* [GIVEN TASK]: Omit all pictures and give the records below again exactly as written.

* BEGIN INPUT DATA *

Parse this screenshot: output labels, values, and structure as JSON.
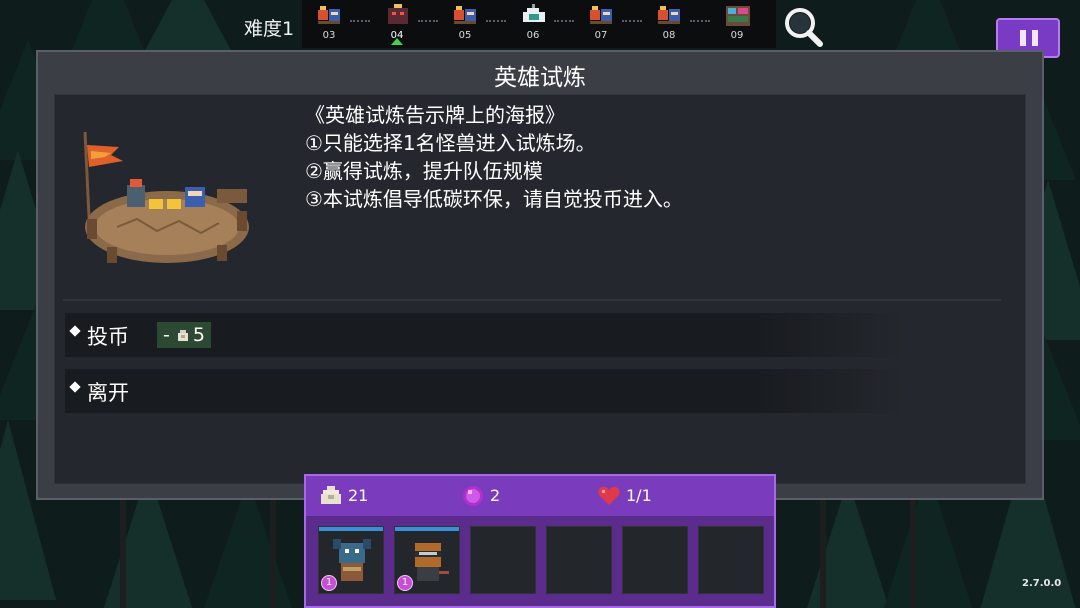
{
  "top_bar": {
    "difficulty_label": "难度1",
    "stages": [
      {
        "number": "03",
        "current": false
      },
      {
        "number": "04",
        "current": true
      },
      {
        "number": "05",
        "current": false
      },
      {
        "number": "06",
        "current": false
      },
      {
        "number": "07",
        "current": false
      },
      {
        "number": "08",
        "current": false
      },
      {
        "number": "09",
        "current": false
      }
    ],
    "search_icon": "magnifier-icon",
    "pause_icon": "pause-icon"
  },
  "dialog": {
    "title": "英雄试炼",
    "poster_lines": [
      "《英雄试炼告示牌上的海报》",
      "①只能选择1名怪兽进入试炼场。",
      "②赢得试炼，提升队伍规模",
      "③本试炼倡导低碳环保，请自觉投币进入。"
    ],
    "options": [
      {
        "label": "投币",
        "cost_prefix": "-",
        "cost_value": "5",
        "cost_icon": "coin-pouch-icon"
      },
      {
        "label": "离开"
      }
    ]
  },
  "inventory": {
    "coins": "21",
    "gems": "2",
    "hearts": "1/1",
    "slots": [
      {
        "filled": true,
        "level": "1",
        "monster": "blue-beast"
      },
      {
        "filled": true,
        "level": "1",
        "monster": "masked-fighter"
      },
      {
        "filled": false
      },
      {
        "filled": false
      },
      {
        "filled": false
      },
      {
        "filled": false
      }
    ]
  },
  "version": "2.7.0.0",
  "colors": {
    "panel_purple": "#7b3bbd",
    "dialog_bg": "#3b3f45",
    "cost_bg": "#2c4a33",
    "current_marker": "#43d04a"
  }
}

* END INPUT DATA *

* [TASK SOLUTION]:
Parse this screenshot: output labels, values, and structure as JSON.
{
  "top_bar": {
    "difficulty_label": "难度1",
    "stages": [
      {
        "number": "03",
        "current": false
      },
      {
        "number": "04",
        "current": true
      },
      {
        "number": "05",
        "current": false
      },
      {
        "number": "06",
        "current": false
      },
      {
        "number": "07",
        "current": false
      },
      {
        "number": "08",
        "current": false
      },
      {
        "number": "09",
        "current": false
      }
    ],
    "search_icon": "magnifier-icon",
    "pause_icon": "pause-icon"
  },
  "dialog": {
    "title": "英雄试炼",
    "poster_lines": [
      "《英雄试炼告示牌上的海报》",
      "①只能选择1名怪兽进入试炼场。",
      "②赢得试炼，提升队伍规模",
      "③本试炼倡导低碳环保，请自觉投币进入。"
    ],
    "options": [
      {
        "label": "投币",
        "cost_prefix": "-",
        "cost_value": "5",
        "cost_icon": "coin-pouch-icon"
      },
      {
        "label": "离开"
      }
    ]
  },
  "inventory": {
    "coins": "21",
    "gems": "2",
    "hearts": "1/1",
    "slots": [
      {
        "filled": true,
        "level": "1",
        "monster": "blue-beast"
      },
      {
        "filled": true,
        "level": "1",
        "monster": "masked-fighter"
      },
      {
        "filled": false
      },
      {
        "filled": false
      },
      {
        "filled": false
      },
      {
        "filled": false
      }
    ]
  },
  "version": "2.7.0.0",
  "colors": {
    "panel_purple": "#7b3bbd",
    "dialog_bg": "#3b3f45",
    "cost_bg": "#2c4a33",
    "current_marker": "#43d04a"
  }
}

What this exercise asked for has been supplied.